PROBLEM TO SOLVE => Output all the material that follows, exactly as given.

— START EXERCISE INPUTS —

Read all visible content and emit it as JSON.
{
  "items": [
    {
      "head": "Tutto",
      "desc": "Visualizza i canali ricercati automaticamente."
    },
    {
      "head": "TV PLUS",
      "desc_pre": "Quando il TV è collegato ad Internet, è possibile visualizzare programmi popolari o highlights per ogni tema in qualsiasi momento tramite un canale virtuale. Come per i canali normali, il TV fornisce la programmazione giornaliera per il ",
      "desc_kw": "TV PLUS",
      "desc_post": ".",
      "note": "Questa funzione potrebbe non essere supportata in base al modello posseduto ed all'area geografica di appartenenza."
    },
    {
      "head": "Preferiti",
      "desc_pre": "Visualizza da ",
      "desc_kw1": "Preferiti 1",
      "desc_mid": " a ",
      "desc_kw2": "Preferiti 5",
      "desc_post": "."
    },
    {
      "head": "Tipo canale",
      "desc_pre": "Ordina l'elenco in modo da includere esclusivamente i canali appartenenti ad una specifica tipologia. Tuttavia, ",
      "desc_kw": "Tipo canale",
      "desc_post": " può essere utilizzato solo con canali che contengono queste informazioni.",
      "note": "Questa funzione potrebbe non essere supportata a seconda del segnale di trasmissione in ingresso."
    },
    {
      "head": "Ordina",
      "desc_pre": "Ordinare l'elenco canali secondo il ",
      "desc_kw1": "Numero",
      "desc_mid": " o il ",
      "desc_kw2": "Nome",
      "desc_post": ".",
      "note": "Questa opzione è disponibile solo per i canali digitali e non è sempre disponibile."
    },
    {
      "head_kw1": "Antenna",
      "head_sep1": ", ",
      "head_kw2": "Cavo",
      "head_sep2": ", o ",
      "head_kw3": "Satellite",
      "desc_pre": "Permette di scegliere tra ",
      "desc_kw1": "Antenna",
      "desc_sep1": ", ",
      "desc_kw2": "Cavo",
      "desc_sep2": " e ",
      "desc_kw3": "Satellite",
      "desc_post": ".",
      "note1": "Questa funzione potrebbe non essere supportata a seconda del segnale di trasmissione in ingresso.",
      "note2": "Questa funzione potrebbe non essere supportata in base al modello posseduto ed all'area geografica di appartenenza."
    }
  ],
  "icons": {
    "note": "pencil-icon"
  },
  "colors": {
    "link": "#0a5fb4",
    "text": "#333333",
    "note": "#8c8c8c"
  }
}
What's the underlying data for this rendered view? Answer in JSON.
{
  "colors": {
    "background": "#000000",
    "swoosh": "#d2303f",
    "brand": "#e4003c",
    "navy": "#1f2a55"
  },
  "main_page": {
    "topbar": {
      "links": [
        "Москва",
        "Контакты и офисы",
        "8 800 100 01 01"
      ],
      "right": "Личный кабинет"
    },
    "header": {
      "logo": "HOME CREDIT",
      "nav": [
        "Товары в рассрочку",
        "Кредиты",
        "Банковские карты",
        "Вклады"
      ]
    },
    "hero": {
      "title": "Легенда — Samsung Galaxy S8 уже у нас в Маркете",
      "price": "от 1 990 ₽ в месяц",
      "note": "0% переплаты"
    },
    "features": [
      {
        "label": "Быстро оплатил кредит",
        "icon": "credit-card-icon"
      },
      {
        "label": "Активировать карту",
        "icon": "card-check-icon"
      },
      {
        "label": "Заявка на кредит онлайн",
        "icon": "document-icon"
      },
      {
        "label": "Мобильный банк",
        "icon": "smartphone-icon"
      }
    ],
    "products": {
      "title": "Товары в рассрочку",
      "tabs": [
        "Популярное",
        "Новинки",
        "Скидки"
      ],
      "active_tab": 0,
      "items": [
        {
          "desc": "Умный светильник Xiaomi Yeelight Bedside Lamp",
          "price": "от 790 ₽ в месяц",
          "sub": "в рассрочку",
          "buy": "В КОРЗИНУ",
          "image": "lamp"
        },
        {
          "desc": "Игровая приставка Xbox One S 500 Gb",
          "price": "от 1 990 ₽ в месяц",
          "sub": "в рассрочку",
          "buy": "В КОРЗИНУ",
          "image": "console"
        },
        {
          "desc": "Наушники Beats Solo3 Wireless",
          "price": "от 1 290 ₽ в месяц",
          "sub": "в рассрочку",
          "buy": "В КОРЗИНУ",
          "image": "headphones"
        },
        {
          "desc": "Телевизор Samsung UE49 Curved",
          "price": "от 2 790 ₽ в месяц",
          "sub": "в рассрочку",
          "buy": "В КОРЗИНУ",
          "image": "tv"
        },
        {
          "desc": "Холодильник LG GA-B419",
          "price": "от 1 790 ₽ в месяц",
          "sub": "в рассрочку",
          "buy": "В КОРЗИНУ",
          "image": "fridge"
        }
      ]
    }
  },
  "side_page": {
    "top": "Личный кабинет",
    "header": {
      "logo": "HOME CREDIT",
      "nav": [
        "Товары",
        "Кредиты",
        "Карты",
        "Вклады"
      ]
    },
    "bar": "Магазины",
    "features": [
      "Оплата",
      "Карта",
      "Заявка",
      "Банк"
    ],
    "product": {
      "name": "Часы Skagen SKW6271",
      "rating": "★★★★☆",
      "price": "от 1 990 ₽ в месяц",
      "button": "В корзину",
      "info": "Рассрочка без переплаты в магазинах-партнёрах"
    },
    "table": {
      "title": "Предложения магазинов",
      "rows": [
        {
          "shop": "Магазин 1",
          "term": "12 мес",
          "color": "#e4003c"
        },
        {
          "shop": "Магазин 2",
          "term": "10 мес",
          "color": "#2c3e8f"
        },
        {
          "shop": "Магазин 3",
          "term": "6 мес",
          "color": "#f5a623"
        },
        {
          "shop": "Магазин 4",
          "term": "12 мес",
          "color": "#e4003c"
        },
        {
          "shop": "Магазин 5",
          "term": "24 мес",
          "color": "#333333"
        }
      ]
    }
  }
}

— END EXERCISE INPUTS —

SOLUTION TO THIS PROBLEM =>
Read all visible content and emit it as JSON.
{
  "items": [
    {
      "head": "Tutto",
      "desc": "Visualizza i canali ricercati automaticamente."
    },
    {
      "head": "TV PLUS",
      "desc_pre": "Quando il TV è collegato ad Internet, è possibile visualizzare programmi popolari o highlights per ogni tema in qualsiasi momento tramite un canale virtuale. Come per i canali normali, il TV fornisce la programmazione giornaliera per il ",
      "desc_kw": "TV PLUS",
      "desc_post": ".",
      "note": "Questa funzione potrebbe non essere supportata in base al modello posseduto ed all'area geografica di appartenenza."
    },
    {
      "head": "Preferiti",
      "desc_pre": "Visualizza da ",
      "desc_kw1": "Preferiti 1",
      "desc_mid": " a ",
      "desc_kw2": "Preferiti 5",
      "desc_post": "."
    },
    {
      "head": "Tipo canale",
      "desc_pre": "Ordina l'elenco in modo da includere esclusivamente i canali appartenenti ad una specifica tipologia. Tuttavia, ",
      "desc_kw": "Tipo canale",
      "desc_post": " può essere utilizzato solo con canali che contengono queste informazioni.",
      "note": "Questa funzione potrebbe non essere supportata a seconda del segnale di trasmissione in ingresso."
    },
    {
      "head": "Ordina",
      "desc_pre": "Ordinare l'elenco canali secondo il ",
      "desc_kw1": "Numero",
      "desc_mid": " o il ",
      "desc_kw2": "Nome",
      "desc_post": ".",
      "note": "Questa opzione è disponibile solo per i canali digitali e non è sempre disponibile."
    },
    {
      "head_kw1": "Antenna",
      "head_sep1": ", ",
      "head_kw2": "Cavo",
      "head_sep2": ", o ",
      "head_kw3": "Satellite",
      "desc_pre": "Permette di scegliere tra ",
      "desc_kw1": "Antenna",
      "desc_sep1": ", ",
      "desc_kw2": "Cavo",
      "desc_sep2": " e ",
      "desc_kw3": "Satellite",
      "desc_post": ".",
      "note1": "Questa funzione potrebbe non essere supportata a seconda del segnale di trasmissione in ingresso.",
      "note2": "Questa funzione potrebbe non essere supportata in base al modello posseduto ed all'area geografica di appartenenza."
    }
  ],
  "icons": {
    "note": "pencil-icon"
  },
  "colors": {
    "link": "#0a5fb4",
    "text": "#333333",
    "note": "#8c8c8c"
  }
}
What's the underlying data for this rendered view? Answer in JSON.
{
  "colors": {
    "background": "#000000",
    "swoosh": "#d2303f",
    "brand": "#e4003c",
    "navy": "#1f2a55"
  },
  "main_page": {
    "topbar": {
      "links": [
        "Москва",
        "Контакты и офисы",
        "8 800 100 01 01"
      ],
      "right": "Личный кабинет"
    },
    "header": {
      "logo": "HOME CREDIT",
      "nav": [
        "Товары в рассрочку",
        "Кредиты",
        "Банковские карты",
        "Вклады"
      ]
    },
    "hero": {
      "title": "Легенда — Samsung Galaxy S8 уже у нас в Маркете",
      "price": "от 1 990 ₽ в месяц",
      "note": "0% переплаты"
    },
    "features": [
      {
        "label": "Быстро оплатил кредит",
        "icon": "credit-card-icon"
      },
      {
        "label": "Активировать карту",
        "icon": "card-check-icon"
      },
      {
        "label": "Заявка на кредит онлайн",
        "icon": "document-icon"
      },
      {
        "label": "Мобильный банк",
        "icon": "smartphone-icon"
      }
    ],
    "products": {
      "title": "Товары в рассрочку",
      "tabs": [
        "Популярное",
        "Новинки",
        "Скидки"
      ],
      "active_tab": 0,
      "items": [
        {
          "desc": "Умный светильник Xiaomi Yeelight Bedside Lamp",
          "price": "от 790 ₽ в месяц",
          "sub": "в рассрочку",
          "buy": "В КОРЗИНУ",
          "image": "lamp"
        },
        {
          "desc": "Игровая приставка Xbox One S 500 Gb",
          "price": "от 1 990 ₽ в месяц",
          "sub": "в рассрочку",
          "buy": "В КОРЗИНУ",
          "image": "console"
        },
        {
          "desc": "Наушники Beats Solo3 Wireless",
          "price": "от 1 290 ₽ в месяц",
          "sub": "в рассрочку",
          "buy": "В КОРЗИНУ",
          "image": "headphones"
        },
        {
          "desc": "Телевизор Samsung UE49 Curved",
          "price": "от 2 790 ₽ в месяц",
          "sub": "в рассрочку",
          "buy": "В КОРЗИНУ",
          "image": "tv"
        },
        {
          "desc": "Холодильник LG GA-B419",
          "price": "от 1 790 ₽ в месяц",
          "sub": "в рассрочку",
          "buy": "В КОРЗИНУ",
          "image": "fridge"
        }
      ]
    }
  },
  "side_page": {
    "top": "Личный кабинет",
    "header": {
      "logo": "HOME CREDIT",
      "nav": [
        "Товары",
        "Кредиты",
        "Карты",
        "Вклады"
      ]
    },
    "bar": "Магазины",
    "features": [
      "Оплата",
      "Карта",
      "Заявка",
      "Банк"
    ],
    "product": {
      "name": "Часы Skagen SKW6271",
      "rating": "★★★★☆",
      "price": "от 1 990 ₽ в месяц",
      "button": "В корзину",
      "info": "Рассрочка без переплаты в магазинах-партнёрах"
    },
    "table": {
      "title": "Предложения магазинов",
      "rows": [
        {
          "shop": "Магазин 1",
          "term": "12 мес",
          "color": "#e4003c"
        },
        {
          "shop": "Магазин 2",
          "term": "10 мес",
          "color": "#2c3e8f"
        },
        {
          "shop": "Магазин 3",
          "term": "6 мес",
          "color": "#f5a623"
        },
        {
          "shop": "Магазин 4",
          "term": "12 мес",
          "color": "#e4003c"
        },
        {
          "shop": "Магазин 5",
          "term": "24 мес",
          "color": "#333333"
        }
      ]
    }
  }
}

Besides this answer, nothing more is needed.